"""

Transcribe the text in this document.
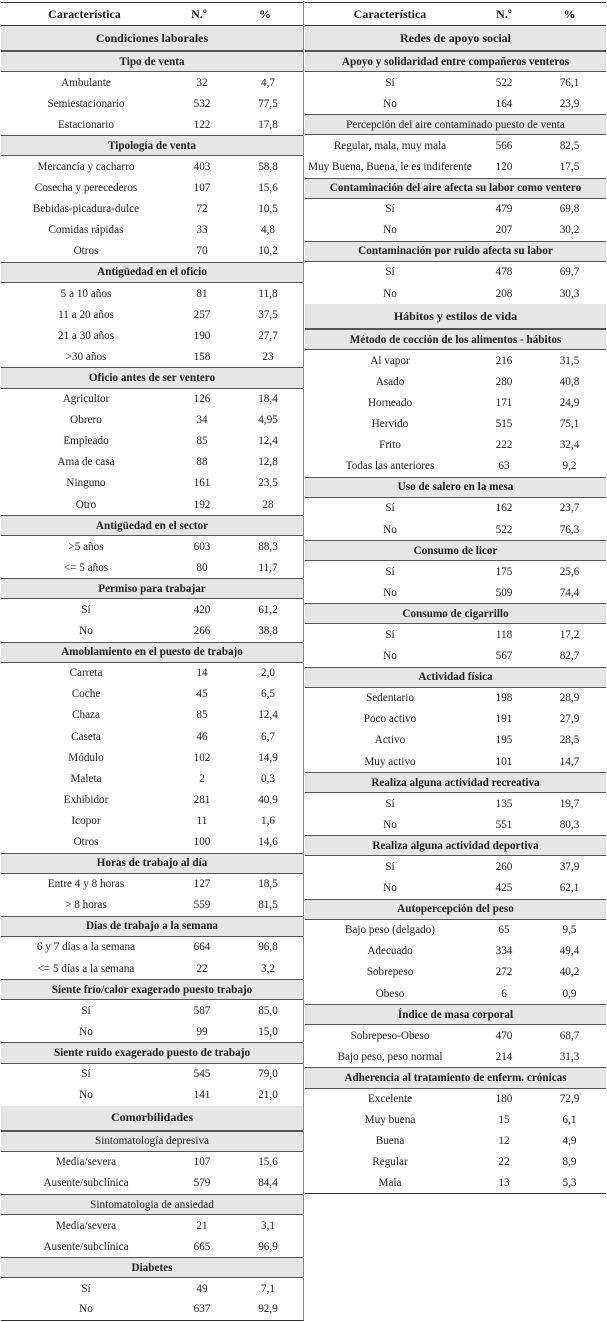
Característica	N.º	%
Condiciones laborales
Tipo de venta
Ambulante	32	4,7
Semiestacionario	532	77,5
Estacionario	122	17,8
Tipología de venta
Mercancía y cacharro	403	58,8
Cosecha y perecederos	107	15,6
Bebidas-picadura-dulce	72	10,5
Comidas rápidas	33	4,8
Otros	70	10,2
Antigüedad en el oficio
5 a 10 años	81	11,8
11 a 20 años	257	37,5
21 a 30 años	190	27,7
>30 años	158	23
Oficio antes de ser ventero
Agricultor	126	18,4
Obrero	34	4,95
Empleado	85	12,4
Ama de casa	88	12,8
Ninguno	161	23,5
Otro	192	28
Antigüedad en el sector
>5 años	603	88,3
<= 5 años	80	11,7
Permiso para trabajar
Sí	420	61,2
No	266	38,8
Amoblamiento en el puesto de trabajo
Carreta	14	2,0
Coche	45	6,5
Chaza	85	12,4
Caseta	46	6,7
Módulo	102	14,9
Maleta	2	0,3
Exhibidor	281	40,9
Icopor	11	1,6
Otros	100	14,6
Horas de trabajo al día
Entre 4 y 8 horas	127	18,5
> 8 horas	559	81,5
Días de trabajo a la semana
6 y 7 días a la semana	664	96,8
<= 5 días a la semana	22	3,2
Siente frío/calor exagerado puesto trabajo
Sí	587	85,0
No	99	15,0
Siente ruido exagerado puesto de trabajo
Sí	545	79,0
No	141	21,0
Comorbilidades
Sintomatología depresiva
Media/severa	107	15,6
Ausente/subclínica	579	84,4
Sintomatologia de ansiedad
Media/severa	21	3,1
Ausente/subclínica	665	96,9
Diabetes
Sí	49	7,1
No	637	92,9
Característica	N.º	%
Redes de apoyo social
Apoyo y solidaridad entre compañeros venteros
Sí	522	76,1
No	164	23,9
Percepción del aire contaminado puesto de venta
Regular, mala, muy mala	566	82,5
Muy Buena, Buena, le es indiferente	120	17,5
Contaminación del aire afecta su labor como ventero
Sí	479	69,8
No	207	30,2
Contaminación por ruido afecta su labor
Sí	478	69,7
No	208	30,3
Hábitos y estilos de vida
Método de cocción de los alimentos - hábitos
Al vapor	216	31,5
Asado	280	40,8
Horneado	171	24,9
Hervido	515	75,1
Frito	222	32,4
Todas las anteriores	63	9,2
Uso de salero en la mesa
Sí	162	23,7
No	522	76,3
Consumo de licor
Sí	175	25,6
No	509	74,4
Consumo de cigarrillo
Sí	118	17,2
No	567	82,7
Actividad física
Sedentario	198	28,9
Poco activo	191	27,9
Activo	195	28,5
Muy activo	101	14,7
Realiza alguna actividad recreativa
Sí	135	19,7
No	551	80,3
Realiza alguna actividad deportiva
Sí	260	37,9
No	425	62,1
Autopercepción del peso
Bajo peso (delgado)	65	9,5
Adecuado	334	49,4
Sobrepeso	272	40,2
Obeso	6	0,9
Índice de masa corporal
Sobrepeso-Obeso	470	68,7
Bajo peso, peso normal	214	31,3
Adherencia al tratamiento de enferm. crónicas
Excelente	180	72,9
Muy buena	15	6,1
Buena	12	4,9
Regular	22	8,9
Mala	13	5,3
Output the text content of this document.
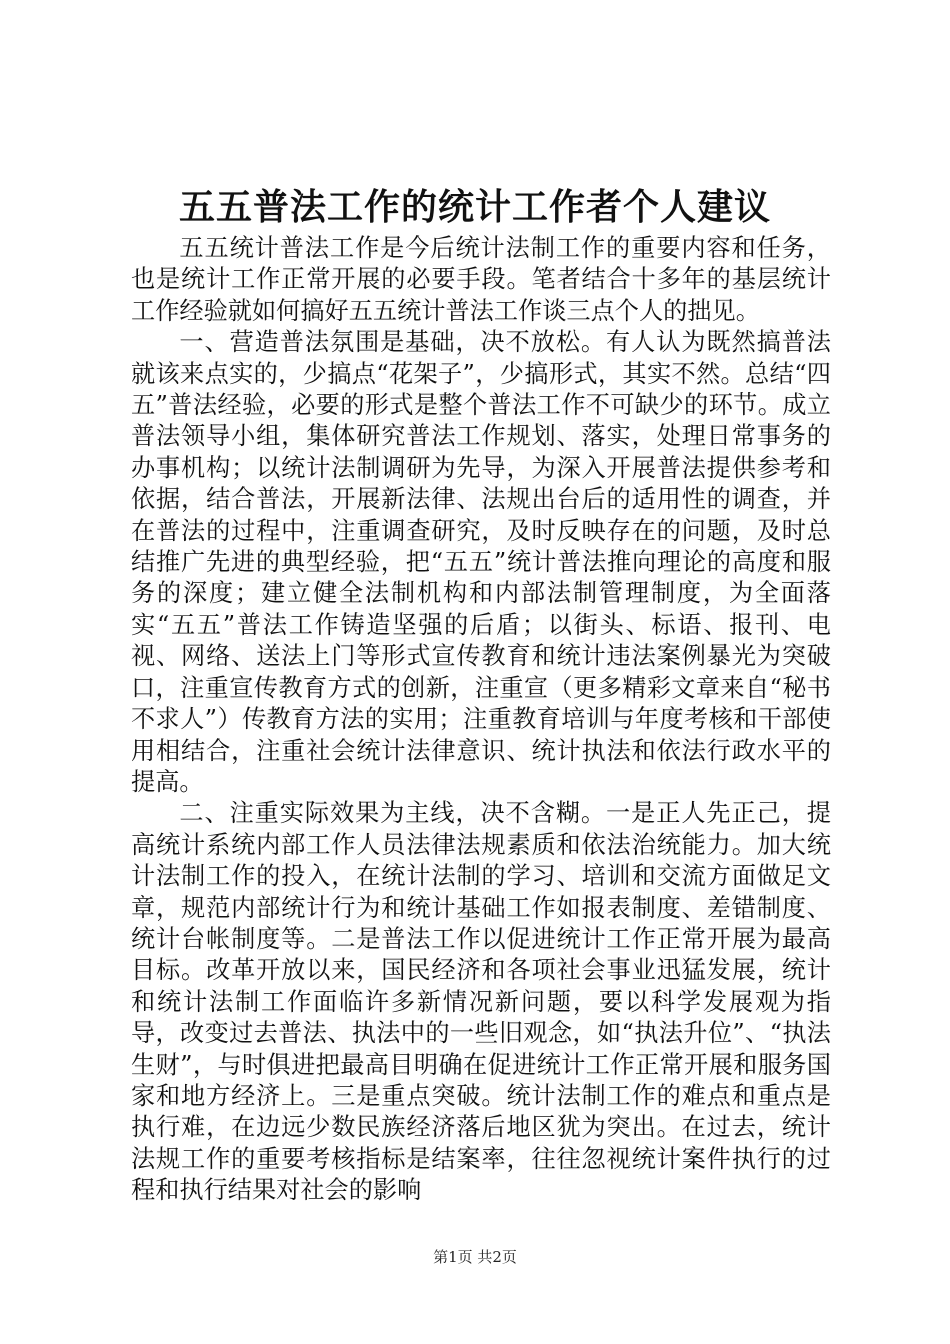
五五普法工作的统计工作者个人建议

五五统计普法工作是今后统计法制工作的重要内容和任务，也是统计工作正常开展的必要手段。笔者结合十多年的基层统计工作经验就如何搞好五五统计普法工作谈三点个人的拙见。

一、营造普法氛围是基础，决不放松。有人认为既然搞普法就该来点实的，少搞点“花架子”，少搞形式，其实不然。总结“四五”普法经验，必要的形式是整个普法工作不可缺少的环节。成立普法领导小组，集体研究普法工作规划、落实，处理日常事务的办事机构；以统计法制调研为先导，为深入开展普法提供参考和依据，结合普法，开展新法律、法规出台后的适用性的调查，并在普法的过程中，注重调查研究，及时反映存在的问题，及时总结推广先进的典型经验，把“五五”统计普法推向理论的高度和服务的深度；建立健全法制机构和内部法制管理制度，为全面落实“五五”普法工作铸造坚强的后盾；以街头、标语、报刊、电视、网络、送法上门等形式宣传教育和统计违法案例暴光为突破口，注重宣传教育方式的创新，注重宣（更多精彩文章来自“秘书不求人”）传教育方法的实用；注重教育培训与年度考核和干部使用相结合，注重社会统计法律意识、统计执法和依法行政水平的提高。

二、注重实际效果为主线，决不含糊。一是正人先正己，提高统计系统内部工作人员法律法规素质和依法治统能力。加大统计法制工作的投入，在统计法制的学习、培训和交流方面做足文章，规范内部统计行为和统计基础工作如报表制度、差错制度、统计台帐制度等。二是普法工作以促进统计工作正常开展为最高目标。改革开放以来，国民经济和各项社会事业迅猛发展，统计和统计法制工作面临许多新情况新问题，要以科学发展观为指导，改变过去普法、执法中的一些旧观念，如“执法升位”、“执法生财”，与时俱进把最高目明确在促进统计工作正常开展和服务国家和地方经济上。三是重点突破。统计法制工作的难点和重点是执行难，在边远少数民族经济落后地区犹为突出。在过去，统计法规工作的重要考核指标是结案率，往往忽视统计案件执行的过程和执行结果对社会的影响

第1页 共2页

"""

Given task >> Identify the lines in the records above that contain the word "Siente", then state how many there are and nothing more.

Written answer >> 2